▶ _Task instructions_
What follows is a listing to be transcribed exactly.

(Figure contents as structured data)
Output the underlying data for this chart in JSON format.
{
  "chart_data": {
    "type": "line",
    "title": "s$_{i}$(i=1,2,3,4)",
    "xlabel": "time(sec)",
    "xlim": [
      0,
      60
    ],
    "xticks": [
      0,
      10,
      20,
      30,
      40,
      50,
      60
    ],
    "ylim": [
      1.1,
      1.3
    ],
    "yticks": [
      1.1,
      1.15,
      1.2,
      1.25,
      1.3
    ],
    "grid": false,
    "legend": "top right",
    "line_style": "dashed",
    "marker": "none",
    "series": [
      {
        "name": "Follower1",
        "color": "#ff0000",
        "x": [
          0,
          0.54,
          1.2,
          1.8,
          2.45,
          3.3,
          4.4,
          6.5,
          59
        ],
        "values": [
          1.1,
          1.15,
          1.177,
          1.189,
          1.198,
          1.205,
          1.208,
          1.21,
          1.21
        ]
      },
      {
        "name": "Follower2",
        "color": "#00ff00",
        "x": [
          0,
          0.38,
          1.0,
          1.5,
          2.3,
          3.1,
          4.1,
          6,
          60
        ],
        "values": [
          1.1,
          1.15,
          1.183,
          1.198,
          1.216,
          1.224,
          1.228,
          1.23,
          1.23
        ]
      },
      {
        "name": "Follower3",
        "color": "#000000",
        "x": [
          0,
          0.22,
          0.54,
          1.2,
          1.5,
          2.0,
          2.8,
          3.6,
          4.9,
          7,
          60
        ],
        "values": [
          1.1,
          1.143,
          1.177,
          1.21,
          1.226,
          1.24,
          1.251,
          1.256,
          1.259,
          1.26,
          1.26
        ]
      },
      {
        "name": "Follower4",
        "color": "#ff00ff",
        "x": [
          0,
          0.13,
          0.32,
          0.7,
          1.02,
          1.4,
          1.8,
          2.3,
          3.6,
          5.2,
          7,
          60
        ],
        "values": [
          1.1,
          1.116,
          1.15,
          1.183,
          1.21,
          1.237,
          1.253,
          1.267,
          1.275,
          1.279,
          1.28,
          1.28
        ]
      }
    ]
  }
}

▶ _Final result_
Output the underlying data for this chart in JSON format.
{
  "chart_data": {
    "type": "line",
    "title": "s$_{i}$(i=1,2,3,4)",
    "xlabel": "time(sec)",
    "xlim": [
      0,
      60
    ],
    "xticks": [
      0,
      10,
      20,
      30,
      40,
      50,
      60
    ],
    "ylim": [
      1.1,
      1.3
    ],
    "yticks": [
      1.1,
      1.15,
      1.2,
      1.25,
      1.3
    ],
    "grid": false,
    "legend": "top right",
    "line_style": "dashed",
    "marker": "none",
    "series": [
      {
        "name": "Follower1",
        "color": "#ff0000",
        "x": [
          0,
          0.54,
          1.2,
          1.8,
          2.45,
          3.3,
          4.4,
          6.5,
          59
        ],
        "values": [
          1.1,
          1.15,
          1.177,
          1.189,
          1.198,
          1.205,
          1.208,
          1.21,
          1.21
        ]
      },
      {
        "name": "Follower2",
        "color": "#00ff00",
        "x": [
          0,
          0.38,
          1.0,
          1.5,
          2.3,
          3.1,
          4.1,
          6,
          60
        ],
        "values": [
          1.1,
          1.15,
          1.183,
          1.198,
          1.216,
          1.224,
          1.228,
          1.23,
          1.23
        ]
      },
      {
        "name": "Follower3",
        "color": "#000000",
        "x": [
          0,
          0.22,
          0.54,
          1.2,
          1.5,
          2.0,
          2.8,
          3.6,
          4.9,
          7,
          60
        ],
        "values": [
          1.1,
          1.143,
          1.177,
          1.21,
          1.226,
          1.24,
          1.251,
          1.256,
          1.259,
          1.26,
          1.26
        ]
      },
      {
        "name": "Follower4",
        "color": "#ff00ff",
        "x": [
          0,
          0.13,
          0.32,
          0.7,
          1.02,
          1.4,
          1.8,
          2.3,
          3.6,
          5.2,
          7,
          60
        ],
        "values": [
          1.1,
          1.116,
          1.15,
          1.183,
          1.21,
          1.237,
          1.253,
          1.267,
          1.275,
          1.279,
          1.28,
          1.28
        ]
      }
    ]
  }
}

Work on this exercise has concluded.